## RECORDED INFORMATION
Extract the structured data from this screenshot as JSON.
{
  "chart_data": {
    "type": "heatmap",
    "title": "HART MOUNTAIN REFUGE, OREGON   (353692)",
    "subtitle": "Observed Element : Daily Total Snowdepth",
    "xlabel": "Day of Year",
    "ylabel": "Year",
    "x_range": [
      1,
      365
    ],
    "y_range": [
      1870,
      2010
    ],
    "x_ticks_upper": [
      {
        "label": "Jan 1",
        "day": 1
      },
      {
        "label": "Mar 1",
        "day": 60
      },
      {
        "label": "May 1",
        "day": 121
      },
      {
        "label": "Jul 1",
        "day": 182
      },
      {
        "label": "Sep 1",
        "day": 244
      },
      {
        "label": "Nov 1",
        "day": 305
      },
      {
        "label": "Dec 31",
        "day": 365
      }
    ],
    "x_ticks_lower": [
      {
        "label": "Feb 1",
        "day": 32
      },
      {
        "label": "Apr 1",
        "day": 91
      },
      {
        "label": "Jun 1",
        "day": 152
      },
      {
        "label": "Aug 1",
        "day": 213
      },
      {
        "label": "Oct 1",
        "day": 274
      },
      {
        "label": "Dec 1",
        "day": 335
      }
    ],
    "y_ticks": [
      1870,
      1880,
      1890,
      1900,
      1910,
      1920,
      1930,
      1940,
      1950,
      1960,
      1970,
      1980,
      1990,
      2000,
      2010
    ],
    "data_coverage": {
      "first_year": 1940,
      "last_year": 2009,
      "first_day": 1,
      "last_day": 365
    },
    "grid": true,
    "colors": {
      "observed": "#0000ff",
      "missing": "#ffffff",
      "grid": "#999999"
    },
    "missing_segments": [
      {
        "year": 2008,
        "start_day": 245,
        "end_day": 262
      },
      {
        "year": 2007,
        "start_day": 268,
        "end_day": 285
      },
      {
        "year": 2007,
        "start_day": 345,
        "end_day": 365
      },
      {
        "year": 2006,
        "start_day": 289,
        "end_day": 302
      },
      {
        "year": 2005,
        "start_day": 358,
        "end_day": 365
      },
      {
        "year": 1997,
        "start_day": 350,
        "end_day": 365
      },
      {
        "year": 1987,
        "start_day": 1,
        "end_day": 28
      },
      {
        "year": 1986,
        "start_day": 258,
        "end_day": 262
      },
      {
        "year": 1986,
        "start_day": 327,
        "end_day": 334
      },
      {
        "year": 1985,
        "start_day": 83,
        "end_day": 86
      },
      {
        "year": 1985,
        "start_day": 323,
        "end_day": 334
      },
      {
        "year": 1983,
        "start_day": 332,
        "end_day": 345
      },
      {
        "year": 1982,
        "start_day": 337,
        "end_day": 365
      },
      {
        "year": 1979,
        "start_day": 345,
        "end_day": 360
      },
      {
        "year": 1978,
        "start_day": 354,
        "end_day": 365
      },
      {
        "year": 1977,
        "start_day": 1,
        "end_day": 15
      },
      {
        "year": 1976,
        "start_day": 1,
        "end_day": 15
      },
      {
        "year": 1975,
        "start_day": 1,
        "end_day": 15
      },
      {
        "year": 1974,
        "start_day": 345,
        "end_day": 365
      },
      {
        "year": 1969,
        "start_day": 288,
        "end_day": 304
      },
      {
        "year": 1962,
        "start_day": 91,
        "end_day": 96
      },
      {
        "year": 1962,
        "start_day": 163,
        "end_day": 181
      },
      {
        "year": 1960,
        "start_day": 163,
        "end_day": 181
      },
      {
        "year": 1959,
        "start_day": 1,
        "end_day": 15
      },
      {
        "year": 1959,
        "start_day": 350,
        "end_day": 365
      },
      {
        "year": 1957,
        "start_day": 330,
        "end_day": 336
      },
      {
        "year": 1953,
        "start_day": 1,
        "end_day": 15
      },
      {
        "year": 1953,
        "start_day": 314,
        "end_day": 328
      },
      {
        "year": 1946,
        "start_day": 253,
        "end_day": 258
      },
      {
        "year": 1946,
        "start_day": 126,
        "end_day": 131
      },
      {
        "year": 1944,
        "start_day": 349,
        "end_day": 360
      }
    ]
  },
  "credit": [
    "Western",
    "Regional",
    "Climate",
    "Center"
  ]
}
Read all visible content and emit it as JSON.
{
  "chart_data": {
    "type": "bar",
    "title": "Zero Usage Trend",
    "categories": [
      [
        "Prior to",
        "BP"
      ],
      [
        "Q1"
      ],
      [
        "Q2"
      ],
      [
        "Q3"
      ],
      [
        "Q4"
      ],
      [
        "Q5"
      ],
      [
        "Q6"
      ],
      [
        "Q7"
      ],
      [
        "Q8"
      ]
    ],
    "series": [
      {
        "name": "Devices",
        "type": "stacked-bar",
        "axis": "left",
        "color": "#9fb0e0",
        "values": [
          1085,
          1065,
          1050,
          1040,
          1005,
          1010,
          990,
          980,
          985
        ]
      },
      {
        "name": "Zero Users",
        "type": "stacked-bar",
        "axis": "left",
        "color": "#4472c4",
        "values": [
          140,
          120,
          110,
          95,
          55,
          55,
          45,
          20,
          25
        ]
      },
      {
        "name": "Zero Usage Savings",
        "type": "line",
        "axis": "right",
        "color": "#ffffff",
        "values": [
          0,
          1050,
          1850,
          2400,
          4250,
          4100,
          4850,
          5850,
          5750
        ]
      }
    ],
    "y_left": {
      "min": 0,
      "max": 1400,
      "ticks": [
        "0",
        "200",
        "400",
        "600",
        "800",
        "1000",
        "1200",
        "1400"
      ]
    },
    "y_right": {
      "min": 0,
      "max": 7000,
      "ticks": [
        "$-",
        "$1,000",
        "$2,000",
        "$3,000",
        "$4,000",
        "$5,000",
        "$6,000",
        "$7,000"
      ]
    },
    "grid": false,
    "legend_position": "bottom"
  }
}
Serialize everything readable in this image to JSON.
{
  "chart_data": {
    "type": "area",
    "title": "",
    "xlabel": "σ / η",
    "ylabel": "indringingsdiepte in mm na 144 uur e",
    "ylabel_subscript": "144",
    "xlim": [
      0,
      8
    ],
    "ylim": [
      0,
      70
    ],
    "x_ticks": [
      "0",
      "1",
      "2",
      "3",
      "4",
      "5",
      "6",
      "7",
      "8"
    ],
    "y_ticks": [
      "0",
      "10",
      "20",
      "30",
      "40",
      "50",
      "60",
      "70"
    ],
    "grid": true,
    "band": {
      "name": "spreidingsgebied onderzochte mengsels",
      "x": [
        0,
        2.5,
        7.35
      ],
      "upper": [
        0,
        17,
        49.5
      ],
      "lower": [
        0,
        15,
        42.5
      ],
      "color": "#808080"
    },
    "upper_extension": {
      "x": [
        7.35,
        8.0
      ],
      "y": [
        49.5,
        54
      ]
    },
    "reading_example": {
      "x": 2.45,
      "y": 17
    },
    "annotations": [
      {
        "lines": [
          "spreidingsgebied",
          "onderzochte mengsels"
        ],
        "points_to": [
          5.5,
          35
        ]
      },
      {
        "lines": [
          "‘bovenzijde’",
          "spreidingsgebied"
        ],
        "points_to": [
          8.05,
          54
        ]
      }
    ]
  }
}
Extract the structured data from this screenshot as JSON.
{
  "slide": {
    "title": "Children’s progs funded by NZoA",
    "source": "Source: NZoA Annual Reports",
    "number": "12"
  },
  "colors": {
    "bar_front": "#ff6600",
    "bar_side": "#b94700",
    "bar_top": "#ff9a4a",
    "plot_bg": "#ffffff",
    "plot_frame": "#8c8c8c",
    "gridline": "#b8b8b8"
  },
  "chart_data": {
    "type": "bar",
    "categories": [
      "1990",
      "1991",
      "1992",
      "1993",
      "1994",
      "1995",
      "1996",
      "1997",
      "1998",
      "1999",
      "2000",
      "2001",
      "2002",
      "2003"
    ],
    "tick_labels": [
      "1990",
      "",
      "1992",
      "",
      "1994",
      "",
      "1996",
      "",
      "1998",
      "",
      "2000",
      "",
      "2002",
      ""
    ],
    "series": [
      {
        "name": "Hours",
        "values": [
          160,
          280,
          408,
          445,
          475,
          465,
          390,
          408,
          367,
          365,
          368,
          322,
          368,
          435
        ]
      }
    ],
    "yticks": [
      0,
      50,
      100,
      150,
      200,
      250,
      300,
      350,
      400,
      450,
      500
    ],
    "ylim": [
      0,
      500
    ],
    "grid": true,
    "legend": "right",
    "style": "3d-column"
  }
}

## WHAT THE TASK ASKS
Report each line of the material above where the word "onderzochte" appears.

## RESULT
      "name": "spreidingsgebied onderzochte mengsels",
          "onderzochte mengsels"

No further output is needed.